(Entries with figure data)
▼▼▼
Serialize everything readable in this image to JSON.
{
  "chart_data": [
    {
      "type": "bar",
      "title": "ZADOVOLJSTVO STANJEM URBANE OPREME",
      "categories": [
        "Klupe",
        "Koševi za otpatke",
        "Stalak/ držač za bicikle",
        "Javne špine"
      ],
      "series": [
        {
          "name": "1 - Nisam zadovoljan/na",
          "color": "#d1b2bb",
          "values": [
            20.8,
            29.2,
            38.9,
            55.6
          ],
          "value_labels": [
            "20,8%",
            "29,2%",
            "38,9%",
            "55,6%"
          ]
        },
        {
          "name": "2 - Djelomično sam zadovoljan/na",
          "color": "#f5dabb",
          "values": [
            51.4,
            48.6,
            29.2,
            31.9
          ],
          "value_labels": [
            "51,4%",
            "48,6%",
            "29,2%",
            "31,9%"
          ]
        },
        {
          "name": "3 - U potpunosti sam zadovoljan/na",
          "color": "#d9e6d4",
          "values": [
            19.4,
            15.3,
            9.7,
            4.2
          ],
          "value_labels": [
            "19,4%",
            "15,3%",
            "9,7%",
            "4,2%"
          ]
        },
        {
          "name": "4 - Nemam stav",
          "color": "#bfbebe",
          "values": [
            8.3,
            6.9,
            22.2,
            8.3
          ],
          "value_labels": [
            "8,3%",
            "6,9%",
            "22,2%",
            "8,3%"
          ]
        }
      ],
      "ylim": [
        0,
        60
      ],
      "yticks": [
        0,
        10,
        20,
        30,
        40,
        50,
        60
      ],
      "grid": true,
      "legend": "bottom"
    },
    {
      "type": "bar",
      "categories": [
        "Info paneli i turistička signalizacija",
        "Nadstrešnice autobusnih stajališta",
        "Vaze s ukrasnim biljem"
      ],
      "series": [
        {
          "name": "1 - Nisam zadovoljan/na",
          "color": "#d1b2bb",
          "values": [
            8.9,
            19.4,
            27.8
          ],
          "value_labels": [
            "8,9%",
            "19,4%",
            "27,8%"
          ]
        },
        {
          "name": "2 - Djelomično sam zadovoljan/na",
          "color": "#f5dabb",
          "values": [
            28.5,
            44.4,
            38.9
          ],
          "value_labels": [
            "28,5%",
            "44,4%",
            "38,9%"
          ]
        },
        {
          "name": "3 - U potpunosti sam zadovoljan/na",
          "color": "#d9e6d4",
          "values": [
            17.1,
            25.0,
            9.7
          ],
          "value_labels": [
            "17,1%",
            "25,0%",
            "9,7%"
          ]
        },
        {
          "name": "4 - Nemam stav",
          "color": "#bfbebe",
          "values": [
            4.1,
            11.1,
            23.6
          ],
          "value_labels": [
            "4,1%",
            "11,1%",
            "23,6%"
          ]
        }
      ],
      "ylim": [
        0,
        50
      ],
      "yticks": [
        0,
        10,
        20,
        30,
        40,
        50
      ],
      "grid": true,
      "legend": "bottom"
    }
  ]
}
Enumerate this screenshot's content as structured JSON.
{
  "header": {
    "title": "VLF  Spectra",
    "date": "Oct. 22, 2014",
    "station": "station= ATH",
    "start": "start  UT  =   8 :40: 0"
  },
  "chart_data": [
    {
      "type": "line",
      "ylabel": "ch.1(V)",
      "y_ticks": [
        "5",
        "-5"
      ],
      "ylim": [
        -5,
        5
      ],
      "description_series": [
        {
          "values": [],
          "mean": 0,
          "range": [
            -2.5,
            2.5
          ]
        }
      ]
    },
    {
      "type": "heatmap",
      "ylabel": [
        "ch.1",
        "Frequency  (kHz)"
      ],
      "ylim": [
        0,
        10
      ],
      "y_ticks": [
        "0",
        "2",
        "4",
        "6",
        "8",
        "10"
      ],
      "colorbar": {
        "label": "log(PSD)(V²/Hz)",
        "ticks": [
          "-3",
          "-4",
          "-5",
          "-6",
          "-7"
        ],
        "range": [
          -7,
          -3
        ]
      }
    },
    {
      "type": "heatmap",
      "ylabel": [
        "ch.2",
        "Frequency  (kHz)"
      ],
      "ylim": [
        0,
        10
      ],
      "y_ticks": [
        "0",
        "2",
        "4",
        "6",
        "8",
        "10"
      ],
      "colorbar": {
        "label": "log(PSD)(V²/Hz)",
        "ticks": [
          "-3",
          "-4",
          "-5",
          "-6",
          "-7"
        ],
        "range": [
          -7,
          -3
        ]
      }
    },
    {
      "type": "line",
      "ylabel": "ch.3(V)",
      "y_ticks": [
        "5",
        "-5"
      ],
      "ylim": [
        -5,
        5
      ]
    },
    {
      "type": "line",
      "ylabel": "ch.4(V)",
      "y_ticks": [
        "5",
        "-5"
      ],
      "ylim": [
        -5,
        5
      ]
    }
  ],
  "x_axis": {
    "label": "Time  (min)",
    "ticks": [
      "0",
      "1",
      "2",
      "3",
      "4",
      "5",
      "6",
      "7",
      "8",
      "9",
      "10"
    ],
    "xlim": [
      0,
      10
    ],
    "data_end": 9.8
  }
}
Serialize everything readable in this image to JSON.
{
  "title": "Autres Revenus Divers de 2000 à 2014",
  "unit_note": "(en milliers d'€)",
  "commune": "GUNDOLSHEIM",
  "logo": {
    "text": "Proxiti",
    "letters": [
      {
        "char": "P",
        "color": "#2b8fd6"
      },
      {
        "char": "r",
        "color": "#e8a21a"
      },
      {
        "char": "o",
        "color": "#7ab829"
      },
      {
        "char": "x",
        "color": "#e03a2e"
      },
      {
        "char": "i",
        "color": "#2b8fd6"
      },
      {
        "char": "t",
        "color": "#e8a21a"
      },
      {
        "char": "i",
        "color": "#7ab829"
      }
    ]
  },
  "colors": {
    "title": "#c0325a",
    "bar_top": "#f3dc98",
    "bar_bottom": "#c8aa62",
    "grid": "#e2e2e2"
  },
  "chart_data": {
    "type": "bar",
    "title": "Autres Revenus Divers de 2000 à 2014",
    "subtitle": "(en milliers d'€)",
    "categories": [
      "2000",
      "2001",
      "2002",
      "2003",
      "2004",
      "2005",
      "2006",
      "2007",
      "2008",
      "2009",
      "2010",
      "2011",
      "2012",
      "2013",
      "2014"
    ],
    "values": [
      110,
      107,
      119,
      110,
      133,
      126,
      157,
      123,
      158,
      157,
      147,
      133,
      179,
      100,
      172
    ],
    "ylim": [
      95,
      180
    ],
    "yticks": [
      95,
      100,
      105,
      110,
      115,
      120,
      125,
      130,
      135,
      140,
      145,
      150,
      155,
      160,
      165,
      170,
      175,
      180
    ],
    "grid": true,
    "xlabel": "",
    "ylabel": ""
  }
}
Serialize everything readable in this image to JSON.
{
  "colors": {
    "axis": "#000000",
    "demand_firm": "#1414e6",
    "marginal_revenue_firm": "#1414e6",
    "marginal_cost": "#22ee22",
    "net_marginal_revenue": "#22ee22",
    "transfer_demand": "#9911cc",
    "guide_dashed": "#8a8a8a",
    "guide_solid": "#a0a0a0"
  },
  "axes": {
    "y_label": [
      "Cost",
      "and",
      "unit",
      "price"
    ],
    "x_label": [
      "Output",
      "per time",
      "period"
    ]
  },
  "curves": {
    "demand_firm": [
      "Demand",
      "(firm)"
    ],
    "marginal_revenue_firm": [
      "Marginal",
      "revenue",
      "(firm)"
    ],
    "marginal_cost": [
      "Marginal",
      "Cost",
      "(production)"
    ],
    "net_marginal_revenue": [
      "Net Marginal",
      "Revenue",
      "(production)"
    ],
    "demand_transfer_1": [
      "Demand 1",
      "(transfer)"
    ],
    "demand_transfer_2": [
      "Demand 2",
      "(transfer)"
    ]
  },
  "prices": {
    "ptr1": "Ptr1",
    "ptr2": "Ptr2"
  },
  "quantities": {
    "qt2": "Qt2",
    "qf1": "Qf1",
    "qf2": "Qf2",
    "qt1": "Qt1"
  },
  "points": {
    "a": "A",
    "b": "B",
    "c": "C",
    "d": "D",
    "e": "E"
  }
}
▲▲▲
- **JOB**: Reproduce each line of the entries in which the word "Divers" is found.

- **REPLY**:
  "title": "Autres Revenus Divers de 2000 à 2014",
    "title": "Autres Revenus Divers de 2000 à 2014",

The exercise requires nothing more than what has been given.